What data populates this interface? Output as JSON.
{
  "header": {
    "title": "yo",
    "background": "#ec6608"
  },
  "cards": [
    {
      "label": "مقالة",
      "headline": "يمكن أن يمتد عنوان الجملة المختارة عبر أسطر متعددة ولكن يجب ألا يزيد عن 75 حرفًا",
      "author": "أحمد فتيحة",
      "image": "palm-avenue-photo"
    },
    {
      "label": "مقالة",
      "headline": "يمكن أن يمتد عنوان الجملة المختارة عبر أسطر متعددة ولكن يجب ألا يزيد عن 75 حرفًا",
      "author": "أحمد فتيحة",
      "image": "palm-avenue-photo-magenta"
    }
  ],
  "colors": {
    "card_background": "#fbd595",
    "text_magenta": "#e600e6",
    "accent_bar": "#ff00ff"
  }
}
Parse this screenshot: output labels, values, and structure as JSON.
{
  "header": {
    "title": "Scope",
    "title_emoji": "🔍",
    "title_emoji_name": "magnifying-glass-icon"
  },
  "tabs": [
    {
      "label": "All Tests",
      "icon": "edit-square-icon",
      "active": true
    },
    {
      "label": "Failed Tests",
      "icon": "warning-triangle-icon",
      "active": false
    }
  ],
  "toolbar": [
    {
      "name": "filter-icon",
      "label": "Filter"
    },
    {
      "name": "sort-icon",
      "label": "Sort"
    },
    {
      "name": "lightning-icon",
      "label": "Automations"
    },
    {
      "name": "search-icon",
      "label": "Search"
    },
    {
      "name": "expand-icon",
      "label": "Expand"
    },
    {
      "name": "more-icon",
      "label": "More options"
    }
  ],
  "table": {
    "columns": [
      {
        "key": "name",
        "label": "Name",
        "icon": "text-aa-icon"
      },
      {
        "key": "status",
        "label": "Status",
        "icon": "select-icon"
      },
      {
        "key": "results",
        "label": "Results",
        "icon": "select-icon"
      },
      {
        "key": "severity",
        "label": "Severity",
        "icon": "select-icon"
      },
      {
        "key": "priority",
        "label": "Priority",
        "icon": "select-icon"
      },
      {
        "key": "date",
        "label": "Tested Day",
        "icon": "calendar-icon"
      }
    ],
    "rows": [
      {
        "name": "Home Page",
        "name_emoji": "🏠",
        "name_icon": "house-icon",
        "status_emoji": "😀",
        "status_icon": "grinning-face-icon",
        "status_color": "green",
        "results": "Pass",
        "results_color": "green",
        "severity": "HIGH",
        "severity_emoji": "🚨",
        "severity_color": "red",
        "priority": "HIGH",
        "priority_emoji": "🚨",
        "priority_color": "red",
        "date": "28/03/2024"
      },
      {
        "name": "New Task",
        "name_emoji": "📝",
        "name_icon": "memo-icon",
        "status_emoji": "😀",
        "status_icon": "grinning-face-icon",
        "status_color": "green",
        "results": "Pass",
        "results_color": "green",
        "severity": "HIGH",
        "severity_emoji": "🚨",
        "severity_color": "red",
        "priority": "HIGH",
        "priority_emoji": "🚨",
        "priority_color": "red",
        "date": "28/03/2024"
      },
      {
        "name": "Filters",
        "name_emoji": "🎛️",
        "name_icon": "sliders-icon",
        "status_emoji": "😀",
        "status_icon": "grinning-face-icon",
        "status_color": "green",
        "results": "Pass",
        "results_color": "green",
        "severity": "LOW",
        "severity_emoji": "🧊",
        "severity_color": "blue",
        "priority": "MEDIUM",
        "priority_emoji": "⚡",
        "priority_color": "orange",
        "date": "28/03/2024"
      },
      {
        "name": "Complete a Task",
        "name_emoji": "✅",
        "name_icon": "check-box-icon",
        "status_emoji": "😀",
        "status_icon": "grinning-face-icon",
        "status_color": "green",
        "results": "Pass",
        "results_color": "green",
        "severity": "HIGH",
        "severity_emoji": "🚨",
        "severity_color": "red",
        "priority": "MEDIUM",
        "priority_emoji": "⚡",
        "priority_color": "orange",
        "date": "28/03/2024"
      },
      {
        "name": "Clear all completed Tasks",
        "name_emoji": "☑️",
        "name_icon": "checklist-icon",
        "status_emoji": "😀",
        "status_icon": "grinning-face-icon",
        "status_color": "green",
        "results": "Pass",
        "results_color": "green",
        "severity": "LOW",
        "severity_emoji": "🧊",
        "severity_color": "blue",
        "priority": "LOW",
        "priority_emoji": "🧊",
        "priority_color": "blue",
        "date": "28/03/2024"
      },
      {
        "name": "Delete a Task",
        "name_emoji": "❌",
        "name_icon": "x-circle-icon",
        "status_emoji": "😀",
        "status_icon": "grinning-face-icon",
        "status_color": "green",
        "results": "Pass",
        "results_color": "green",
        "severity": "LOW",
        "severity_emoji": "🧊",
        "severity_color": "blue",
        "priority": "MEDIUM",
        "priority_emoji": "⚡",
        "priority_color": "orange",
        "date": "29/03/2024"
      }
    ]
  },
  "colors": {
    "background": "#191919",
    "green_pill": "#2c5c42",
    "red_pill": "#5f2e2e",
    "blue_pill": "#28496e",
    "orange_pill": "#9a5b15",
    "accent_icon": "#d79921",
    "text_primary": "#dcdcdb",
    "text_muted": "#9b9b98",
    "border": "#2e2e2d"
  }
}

□ □ □ □

Task to carry out => Copy out every line of the data that includes the word "this".

Response =>
What data populates this interface? Output as JSON.
Parse this screenshot: output labels, values, and structure as JSON.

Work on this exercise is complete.